> PROMPT: Filter the entries that follow, copying every line in which the word "Quarto" appears.

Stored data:

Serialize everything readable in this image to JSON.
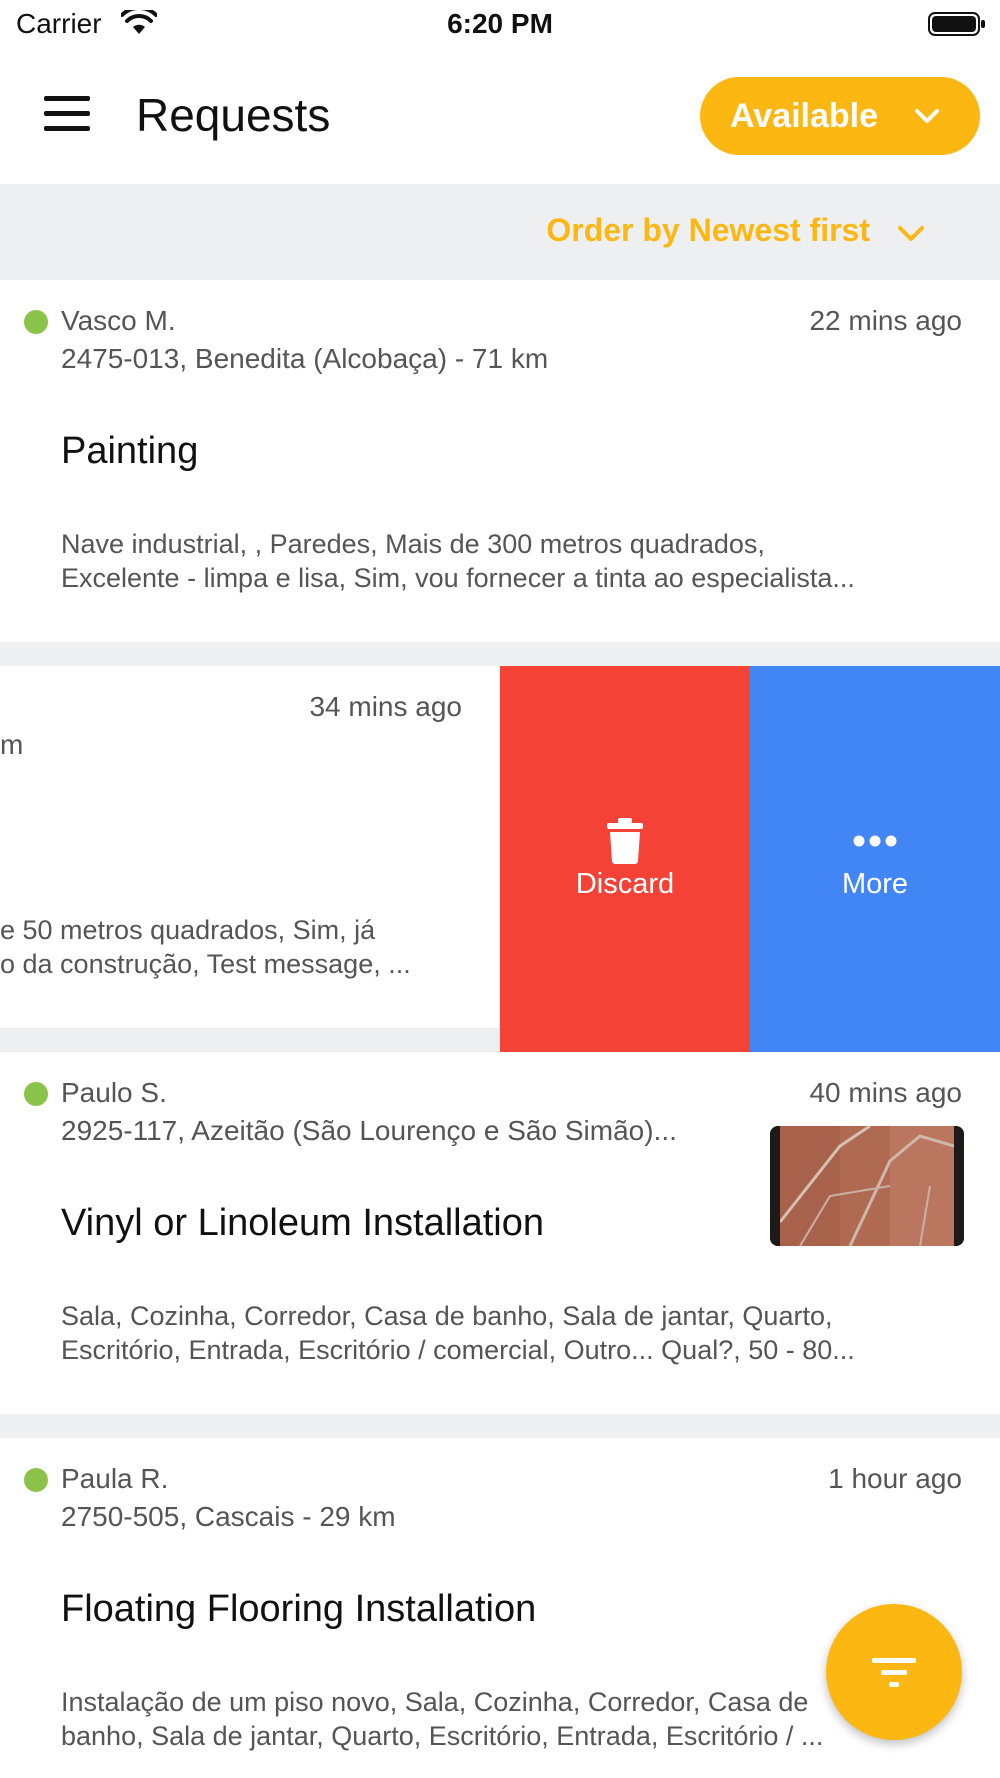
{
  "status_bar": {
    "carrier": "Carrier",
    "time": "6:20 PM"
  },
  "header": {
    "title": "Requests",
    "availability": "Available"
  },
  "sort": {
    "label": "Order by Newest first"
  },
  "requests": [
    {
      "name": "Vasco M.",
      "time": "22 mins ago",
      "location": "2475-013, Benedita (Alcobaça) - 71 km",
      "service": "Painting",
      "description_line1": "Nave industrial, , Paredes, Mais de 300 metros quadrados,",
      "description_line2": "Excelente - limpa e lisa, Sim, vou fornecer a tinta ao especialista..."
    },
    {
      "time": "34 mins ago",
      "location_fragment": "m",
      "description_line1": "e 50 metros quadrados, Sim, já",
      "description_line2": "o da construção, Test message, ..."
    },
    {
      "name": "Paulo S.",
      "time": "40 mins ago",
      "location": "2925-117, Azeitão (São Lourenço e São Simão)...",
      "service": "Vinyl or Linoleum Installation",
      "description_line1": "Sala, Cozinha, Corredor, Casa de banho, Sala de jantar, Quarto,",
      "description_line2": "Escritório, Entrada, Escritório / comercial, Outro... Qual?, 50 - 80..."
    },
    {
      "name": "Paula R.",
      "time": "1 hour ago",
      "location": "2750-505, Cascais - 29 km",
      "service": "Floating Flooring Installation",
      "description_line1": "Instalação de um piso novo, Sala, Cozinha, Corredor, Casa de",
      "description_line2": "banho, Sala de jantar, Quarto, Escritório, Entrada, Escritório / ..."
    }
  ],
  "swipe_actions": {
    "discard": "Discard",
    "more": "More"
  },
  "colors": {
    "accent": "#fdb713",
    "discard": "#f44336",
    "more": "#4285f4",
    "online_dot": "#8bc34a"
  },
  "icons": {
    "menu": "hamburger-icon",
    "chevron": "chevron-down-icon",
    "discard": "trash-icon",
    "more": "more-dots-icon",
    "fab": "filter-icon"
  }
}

--

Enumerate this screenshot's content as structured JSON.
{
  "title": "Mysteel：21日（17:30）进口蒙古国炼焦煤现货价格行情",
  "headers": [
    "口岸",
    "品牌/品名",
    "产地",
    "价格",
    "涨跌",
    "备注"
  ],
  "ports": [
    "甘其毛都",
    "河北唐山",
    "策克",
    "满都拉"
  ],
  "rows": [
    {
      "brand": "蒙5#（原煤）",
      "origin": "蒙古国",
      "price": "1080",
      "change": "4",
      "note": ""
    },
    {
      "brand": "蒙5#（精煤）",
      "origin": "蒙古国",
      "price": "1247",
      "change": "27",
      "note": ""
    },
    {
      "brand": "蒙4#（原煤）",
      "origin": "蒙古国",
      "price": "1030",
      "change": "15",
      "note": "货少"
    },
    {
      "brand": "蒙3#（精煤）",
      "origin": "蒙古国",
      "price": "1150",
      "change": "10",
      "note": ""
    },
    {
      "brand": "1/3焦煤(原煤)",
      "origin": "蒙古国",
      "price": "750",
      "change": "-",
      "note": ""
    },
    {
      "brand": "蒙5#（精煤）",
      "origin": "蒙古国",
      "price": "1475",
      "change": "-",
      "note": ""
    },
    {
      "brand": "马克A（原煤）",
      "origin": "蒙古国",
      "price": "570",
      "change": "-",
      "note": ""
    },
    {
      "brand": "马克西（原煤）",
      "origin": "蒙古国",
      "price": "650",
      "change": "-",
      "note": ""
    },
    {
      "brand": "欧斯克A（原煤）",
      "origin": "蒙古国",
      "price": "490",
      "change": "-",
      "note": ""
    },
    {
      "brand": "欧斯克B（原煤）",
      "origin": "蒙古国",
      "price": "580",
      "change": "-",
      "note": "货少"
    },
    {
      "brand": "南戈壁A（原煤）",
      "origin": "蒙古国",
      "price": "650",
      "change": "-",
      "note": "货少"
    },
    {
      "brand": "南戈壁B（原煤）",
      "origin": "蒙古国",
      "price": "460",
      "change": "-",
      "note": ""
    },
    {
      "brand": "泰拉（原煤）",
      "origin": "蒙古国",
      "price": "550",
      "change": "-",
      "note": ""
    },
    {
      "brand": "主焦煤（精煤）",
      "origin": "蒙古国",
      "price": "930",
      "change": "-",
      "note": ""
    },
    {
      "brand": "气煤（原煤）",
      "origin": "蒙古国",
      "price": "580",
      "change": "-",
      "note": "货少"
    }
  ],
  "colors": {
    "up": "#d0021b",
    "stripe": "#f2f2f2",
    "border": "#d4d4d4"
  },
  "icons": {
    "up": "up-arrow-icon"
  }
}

> EXERCISE RESULT:
      "description_line1": "Sala, Cozinha, Corredor, Casa de banho, Sala de jantar, Quarto,",
      "description_line2": "banho, Sala de jantar, Quarto, Escritório, Entrada, Escritório / ..."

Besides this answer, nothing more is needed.